TEXTE SOURCE >>
┌──
Adapté du récit de Xavier Le Clerc par Jean-Louis Martinelli et Mounir Margoum, « Un homme sans titre » est l’hommage d’un fils à son père immigré dans La France des années 60.

Ralentir….chef d’oeuvre ! Autant pour le texte de Xavier Le Clerc que pour son adaptattion théâtrale signée Jean-Louis Martinelli qui signe une mise en scène admirable accompagné de Mounir Margoum qui est également l’interprète incroyable de ce seul en scène à voir jusqu’au 20 décembre au théâtre des Bernardines de Marseille.
C’est en lisant « Misère de la Kabylie », reportage publié par Camus en 1939, que Xavier Le Clerc découvre dans quelles conditions de dénuement son père a grandi. L’auteur retrace dans « Un homme sans titre » le parcours de cet homme courageux, si longtemps absent et mutique, arrivé d’Algérie en 1962, embauché comme manœuvre à la Société métallurgique de Normandie. Ce témoignage captivant est un cri de révolte contre l’injustice et la misère organisée, mais il laisse aussi entendre une voix apaisée qui invite à réfléchir sur les notions d’identité et d’intégration.
Nous suivons le parcours de toute une vie de labeur et de larmes, de dignité et de résilience, d’amour des siens et d’engagement citoyen par le biais de fragments du livre présentés ici en intenses moments que le spectateur découvrira pas à pas, et dont il ne sortira pas indemne. Mohand-Saïd dont la photo illustre la couverture de l’édition de « Un homme sans titre » dans l’édition Folio de chez Gallimard s’est toujours battu pour que sa femme et ses neuf ans puissent manger à leur faim. Cela ne se passera pas sans efforts considérables, et ce que montre Xavier Le Clerc c’est comment la France alla chercher à bas prix dans les pays du Mahgreb et principalement dans l’Algérie devenue indépendante une main d’oeuvre en forme de bête de somme courageuse et corvéable à l’envi.
└──
Données de localisation des éléments >>
┌──
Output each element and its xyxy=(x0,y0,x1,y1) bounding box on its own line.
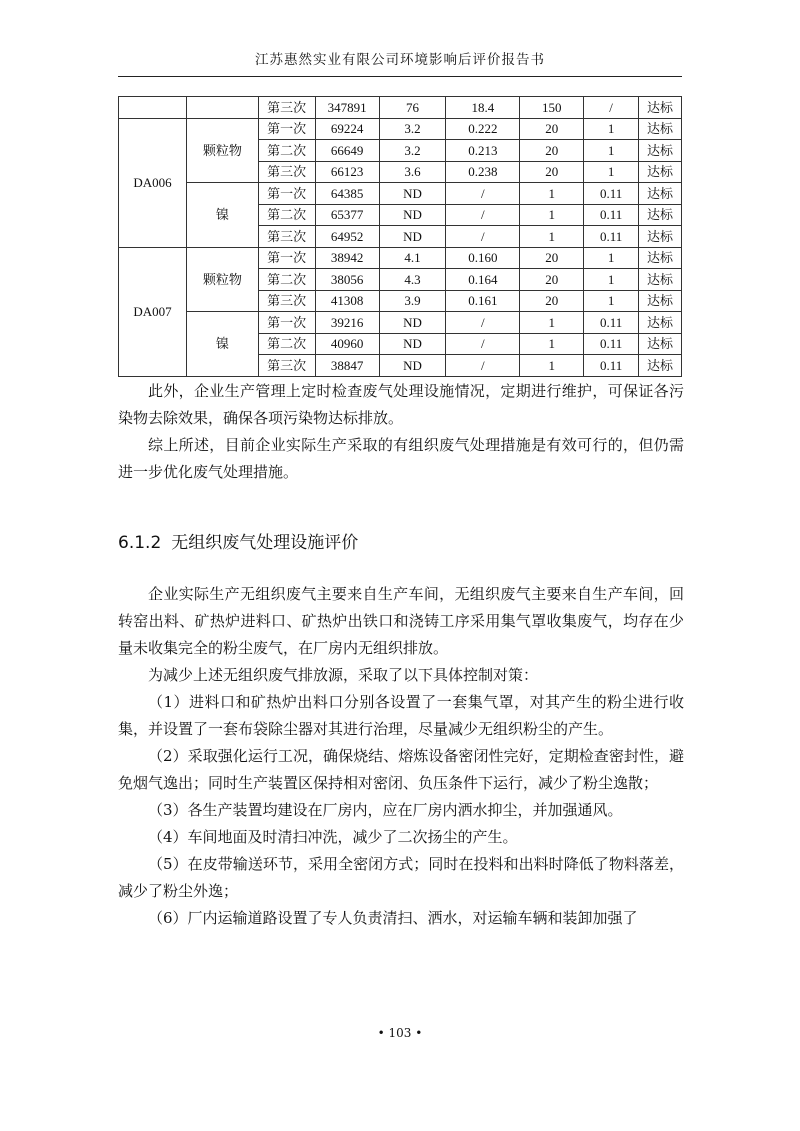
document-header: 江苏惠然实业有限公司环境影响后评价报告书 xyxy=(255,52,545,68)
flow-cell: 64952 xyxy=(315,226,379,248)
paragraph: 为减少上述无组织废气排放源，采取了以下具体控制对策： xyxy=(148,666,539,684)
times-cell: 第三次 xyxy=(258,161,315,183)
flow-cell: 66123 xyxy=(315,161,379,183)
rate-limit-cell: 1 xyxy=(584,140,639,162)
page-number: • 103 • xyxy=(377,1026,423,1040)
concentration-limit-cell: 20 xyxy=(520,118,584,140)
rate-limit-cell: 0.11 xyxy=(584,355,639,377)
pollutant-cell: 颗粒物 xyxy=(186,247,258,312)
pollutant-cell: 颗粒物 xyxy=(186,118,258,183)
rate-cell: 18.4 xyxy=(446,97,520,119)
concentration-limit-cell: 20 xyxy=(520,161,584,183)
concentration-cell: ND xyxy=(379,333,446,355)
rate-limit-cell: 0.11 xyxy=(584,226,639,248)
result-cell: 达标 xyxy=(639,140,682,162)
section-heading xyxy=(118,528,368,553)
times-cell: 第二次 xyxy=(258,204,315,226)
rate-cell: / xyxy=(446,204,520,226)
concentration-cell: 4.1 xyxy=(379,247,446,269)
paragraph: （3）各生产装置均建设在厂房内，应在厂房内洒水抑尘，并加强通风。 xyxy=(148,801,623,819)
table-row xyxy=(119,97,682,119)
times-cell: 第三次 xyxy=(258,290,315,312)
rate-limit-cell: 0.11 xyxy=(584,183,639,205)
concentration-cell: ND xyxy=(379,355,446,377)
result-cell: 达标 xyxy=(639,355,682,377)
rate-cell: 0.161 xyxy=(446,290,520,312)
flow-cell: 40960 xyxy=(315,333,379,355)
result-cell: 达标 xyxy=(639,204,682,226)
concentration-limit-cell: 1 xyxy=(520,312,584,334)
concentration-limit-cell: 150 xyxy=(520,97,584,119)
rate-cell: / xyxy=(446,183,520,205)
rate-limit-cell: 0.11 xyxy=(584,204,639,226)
└──
CONSIGNE >>
Répondez brièvement à ces questions sur l'article consacré à « Un homme sans titre ».
1. Jusqu'à quelle date et dans quel théâtre le spectacle est-il présenté ?
2. Quel reportage de Camus Xavier Le Clerc a-t-il lu, et en quelle année ce reportage a-t-il été publié ?
3. En quelle année le père est-il arrivé d'Algérie, et à quel poste a-t-il été embauché ?
Les lignes constituent un matériau distinct de l'article.

RÉPONSE RÉDIGÉE >>
1. Le spectacle est présenté jusqu'au 20 décembre au théâtre des Bernardines de Marseille.
2. Il a lu « Misère de la Kabylie », publié en 1939.
3. Le père est arrivé en 1962 et a été embauché comme manœuvre à la Société métallurgique de Normandie.